- Instructions for the task
Gather up all lines that carry the word "Output".

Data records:
===

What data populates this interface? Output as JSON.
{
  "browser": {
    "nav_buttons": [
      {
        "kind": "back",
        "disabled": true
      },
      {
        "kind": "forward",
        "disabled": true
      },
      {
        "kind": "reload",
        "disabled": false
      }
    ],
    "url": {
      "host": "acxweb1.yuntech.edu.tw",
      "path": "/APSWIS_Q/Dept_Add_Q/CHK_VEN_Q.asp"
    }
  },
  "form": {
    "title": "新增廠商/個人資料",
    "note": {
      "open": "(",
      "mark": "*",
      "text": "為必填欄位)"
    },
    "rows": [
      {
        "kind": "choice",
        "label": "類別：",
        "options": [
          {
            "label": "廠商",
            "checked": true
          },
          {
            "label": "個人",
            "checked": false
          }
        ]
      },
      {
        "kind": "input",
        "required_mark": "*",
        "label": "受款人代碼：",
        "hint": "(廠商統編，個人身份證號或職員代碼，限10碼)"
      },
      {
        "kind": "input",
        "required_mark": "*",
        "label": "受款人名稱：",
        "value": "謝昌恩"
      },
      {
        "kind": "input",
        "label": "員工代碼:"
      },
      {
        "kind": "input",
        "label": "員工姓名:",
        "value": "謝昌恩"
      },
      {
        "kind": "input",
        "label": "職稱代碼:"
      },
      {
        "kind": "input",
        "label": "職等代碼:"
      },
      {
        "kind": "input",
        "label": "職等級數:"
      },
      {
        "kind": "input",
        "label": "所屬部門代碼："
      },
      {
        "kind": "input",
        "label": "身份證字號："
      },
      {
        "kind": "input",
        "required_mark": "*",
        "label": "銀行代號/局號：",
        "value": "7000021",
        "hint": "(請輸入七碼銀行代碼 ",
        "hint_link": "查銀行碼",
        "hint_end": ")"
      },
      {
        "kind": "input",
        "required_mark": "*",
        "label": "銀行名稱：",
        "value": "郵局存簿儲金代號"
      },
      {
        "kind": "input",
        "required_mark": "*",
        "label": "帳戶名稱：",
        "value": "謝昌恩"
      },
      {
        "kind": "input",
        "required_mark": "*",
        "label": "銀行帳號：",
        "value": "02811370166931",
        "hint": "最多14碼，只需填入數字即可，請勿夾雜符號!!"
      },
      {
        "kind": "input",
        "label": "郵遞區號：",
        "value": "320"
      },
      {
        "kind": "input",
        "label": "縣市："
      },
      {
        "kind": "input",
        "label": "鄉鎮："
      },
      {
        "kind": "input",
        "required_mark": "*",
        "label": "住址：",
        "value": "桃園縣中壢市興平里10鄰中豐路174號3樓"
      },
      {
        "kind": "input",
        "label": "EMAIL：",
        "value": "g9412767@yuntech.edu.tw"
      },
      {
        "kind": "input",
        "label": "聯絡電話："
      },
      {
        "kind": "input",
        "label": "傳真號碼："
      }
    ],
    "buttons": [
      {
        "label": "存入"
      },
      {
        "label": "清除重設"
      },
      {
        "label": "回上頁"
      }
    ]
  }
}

===

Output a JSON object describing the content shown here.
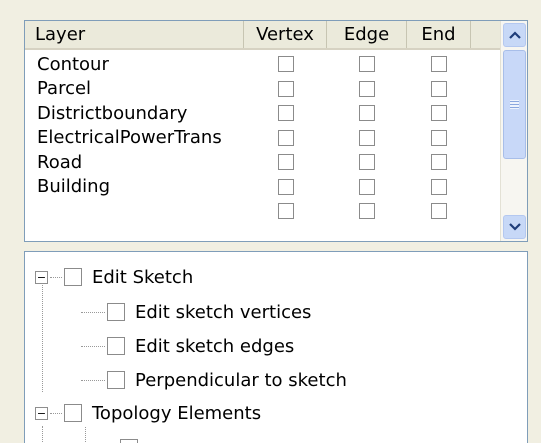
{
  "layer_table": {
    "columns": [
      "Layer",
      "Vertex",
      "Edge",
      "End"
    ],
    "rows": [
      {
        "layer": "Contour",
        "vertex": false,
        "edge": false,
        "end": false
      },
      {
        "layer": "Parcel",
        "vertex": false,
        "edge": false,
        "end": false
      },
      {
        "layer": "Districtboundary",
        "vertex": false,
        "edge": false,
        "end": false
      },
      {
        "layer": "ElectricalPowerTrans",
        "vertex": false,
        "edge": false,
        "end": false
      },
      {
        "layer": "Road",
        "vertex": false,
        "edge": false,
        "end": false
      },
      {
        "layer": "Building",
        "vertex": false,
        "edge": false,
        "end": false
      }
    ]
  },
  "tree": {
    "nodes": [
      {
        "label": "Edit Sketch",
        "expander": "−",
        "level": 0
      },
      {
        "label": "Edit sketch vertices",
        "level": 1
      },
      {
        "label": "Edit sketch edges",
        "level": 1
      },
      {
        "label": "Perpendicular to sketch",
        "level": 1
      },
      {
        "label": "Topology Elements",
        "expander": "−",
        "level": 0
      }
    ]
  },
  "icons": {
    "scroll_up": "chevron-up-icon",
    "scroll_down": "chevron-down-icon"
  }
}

===

- The reply
What data populates this interface? Output as JSON.
Output a JSON object describing the content shown here.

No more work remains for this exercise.